Objective
Below is a block of records; repeat all of them exactly.

START Listing

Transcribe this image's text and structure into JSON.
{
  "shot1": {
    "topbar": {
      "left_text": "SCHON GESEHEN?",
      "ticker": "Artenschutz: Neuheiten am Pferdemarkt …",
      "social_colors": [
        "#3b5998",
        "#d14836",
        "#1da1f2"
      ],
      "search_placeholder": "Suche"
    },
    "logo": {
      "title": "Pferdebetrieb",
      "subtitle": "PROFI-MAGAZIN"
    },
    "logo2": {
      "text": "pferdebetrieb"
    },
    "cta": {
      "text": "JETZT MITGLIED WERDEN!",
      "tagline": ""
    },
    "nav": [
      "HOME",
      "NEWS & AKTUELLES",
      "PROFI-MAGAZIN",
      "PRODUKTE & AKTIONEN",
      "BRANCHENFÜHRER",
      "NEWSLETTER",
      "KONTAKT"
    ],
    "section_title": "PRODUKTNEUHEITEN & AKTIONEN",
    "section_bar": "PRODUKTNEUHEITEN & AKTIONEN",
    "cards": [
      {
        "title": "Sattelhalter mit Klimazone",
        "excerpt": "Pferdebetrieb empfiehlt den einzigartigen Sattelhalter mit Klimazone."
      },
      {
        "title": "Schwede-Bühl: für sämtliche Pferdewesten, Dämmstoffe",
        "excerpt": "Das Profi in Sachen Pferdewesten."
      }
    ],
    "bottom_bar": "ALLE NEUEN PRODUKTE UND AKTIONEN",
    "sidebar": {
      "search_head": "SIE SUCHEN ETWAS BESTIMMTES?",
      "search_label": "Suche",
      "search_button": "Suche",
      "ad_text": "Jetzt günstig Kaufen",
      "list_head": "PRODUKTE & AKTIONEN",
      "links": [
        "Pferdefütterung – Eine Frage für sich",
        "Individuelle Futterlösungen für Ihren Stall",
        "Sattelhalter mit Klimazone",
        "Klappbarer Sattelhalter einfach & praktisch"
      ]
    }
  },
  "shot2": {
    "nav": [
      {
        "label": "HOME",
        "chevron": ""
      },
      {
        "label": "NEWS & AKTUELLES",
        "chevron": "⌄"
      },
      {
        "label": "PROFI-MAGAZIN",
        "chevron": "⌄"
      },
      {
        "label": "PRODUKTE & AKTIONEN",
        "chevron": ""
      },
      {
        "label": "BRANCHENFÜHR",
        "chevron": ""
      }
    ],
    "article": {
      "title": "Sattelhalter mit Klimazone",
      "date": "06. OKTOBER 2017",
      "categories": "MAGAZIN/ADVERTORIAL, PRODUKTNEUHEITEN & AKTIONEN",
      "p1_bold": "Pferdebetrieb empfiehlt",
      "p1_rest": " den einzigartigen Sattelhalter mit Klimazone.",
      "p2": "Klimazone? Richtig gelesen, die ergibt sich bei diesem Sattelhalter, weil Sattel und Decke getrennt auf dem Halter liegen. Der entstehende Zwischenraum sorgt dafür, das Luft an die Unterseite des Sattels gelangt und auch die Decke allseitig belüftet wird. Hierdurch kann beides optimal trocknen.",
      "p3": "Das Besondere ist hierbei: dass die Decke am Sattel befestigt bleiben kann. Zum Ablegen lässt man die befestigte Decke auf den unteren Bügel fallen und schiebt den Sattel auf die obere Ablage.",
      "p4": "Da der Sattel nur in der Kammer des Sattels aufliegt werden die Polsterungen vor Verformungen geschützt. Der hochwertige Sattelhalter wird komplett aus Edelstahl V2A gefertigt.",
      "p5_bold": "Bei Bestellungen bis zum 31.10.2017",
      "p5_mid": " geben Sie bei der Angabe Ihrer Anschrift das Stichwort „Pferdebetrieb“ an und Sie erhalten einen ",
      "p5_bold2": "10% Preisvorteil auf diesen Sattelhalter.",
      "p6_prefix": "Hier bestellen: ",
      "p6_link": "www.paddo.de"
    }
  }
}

END Listing

Correct answer
Transcribe this image's text and structure into JSON.
{
  "shot1": {
    "topbar": {
      "left_text": "SCHON GESEHEN?",
      "ticker": "Artenschutz: Neuheiten am Pferdemarkt …",
      "social_colors": [
        "#3b5998",
        "#d14836",
        "#1da1f2"
      ],
      "search_placeholder": "Suche"
    },
    "logo": {
      "title": "Pferdebetrieb",
      "subtitle": "PROFI-MAGAZIN"
    },
    "logo2": {
      "text": "pferdebetrieb"
    },
    "cta": {
      "text": "JETZT MITGLIED WERDEN!",
      "tagline": ""
    },
    "nav": [
      "HOME",
      "NEWS & AKTUELLES",
      "PROFI-MAGAZIN",
      "PRODUKTE & AKTIONEN",
      "BRANCHENFÜHRER",
      "NEWSLETTER",
      "KONTAKT"
    ],
    "section_title": "PRODUKTNEUHEITEN & AKTIONEN",
    "section_bar": "PRODUKTNEUHEITEN & AKTIONEN",
    "cards": [
      {
        "title": "Sattelhalter mit Klimazone",
        "excerpt": "Pferdebetrieb empfiehlt den einzigartigen Sattelhalter mit Klimazone."
      },
      {
        "title": "Schwede-Bühl: für sämtliche Pferdewesten, Dämmstoffe",
        "excerpt": "Das Profi in Sachen Pferdewesten."
      }
    ],
    "bottom_bar": "ALLE NEUEN PRODUKTE UND AKTIONEN",
    "sidebar": {
      "search_head": "SIE SUCHEN ETWAS BESTIMMTES?",
      "search_label": "Suche",
      "search_button": "Suche",
      "ad_text": "Jetzt günstig Kaufen",
      "list_head": "PRODUKTE & AKTIONEN",
      "links": [
        "Pferdefütterung – Eine Frage für sich",
        "Individuelle Futterlösungen für Ihren Stall",
        "Sattelhalter mit Klimazone",
        "Klappbarer Sattelhalter einfach & praktisch"
      ]
    }
  },
  "shot2": {
    "nav": [
      {
        "label": "HOME",
        "chevron": ""
      },
      {
        "label": "NEWS & AKTUELLES",
        "chevron": "⌄"
      },
      {
        "label": "PROFI-MAGAZIN",
        "chevron": "⌄"
      },
      {
        "label": "PRODUKTE & AKTIONEN",
        "chevron": ""
      },
      {
        "label": "BRANCHENFÜHR",
        "chevron": ""
      }
    ],
    "article": {
      "title": "Sattelhalter mit Klimazone",
      "date": "06. OKTOBER 2017",
      "categories": "MAGAZIN/ADVERTORIAL, PRODUKTNEUHEITEN & AKTIONEN",
      "p1_bold": "Pferdebetrieb empfiehlt",
      "p1_rest": " den einzigartigen Sattelhalter mit Klimazone.",
      "p2": "Klimazone? Richtig gelesen, die ergibt sich bei diesem Sattelhalter, weil Sattel und Decke getrennt auf dem Halter liegen. Der entstehende Zwischenraum sorgt dafür, das Luft an die Unterseite des Sattels gelangt und auch die Decke allseitig belüftet wird. Hierdurch kann beides optimal trocknen.",
      "p3": "Das Besondere ist hierbei: dass die Decke am Sattel befestigt bleiben kann. Zum Ablegen lässt man die befestigte Decke auf den unteren Bügel fallen und schiebt den Sattel auf die obere Ablage.",
      "p4": "Da der Sattel nur in der Kammer des Sattels aufliegt werden die Polsterungen vor Verformungen geschützt. Der hochwertige Sattelhalter wird komplett aus Edelstahl V2A gefertigt.",
      "p5_bold": "Bei Bestellungen bis zum 31.10.2017",
      "p5_mid": " geben Sie bei der Angabe Ihrer Anschrift das Stichwort „Pferdebetrieb“ an und Sie erhalten einen ",
      "p5_bold2": "10% Preisvorteil auf diesen Sattelhalter.",
      "p6_prefix": "Hier bestellen: ",
      "p6_link": "www.paddo.de"
    }
  }
}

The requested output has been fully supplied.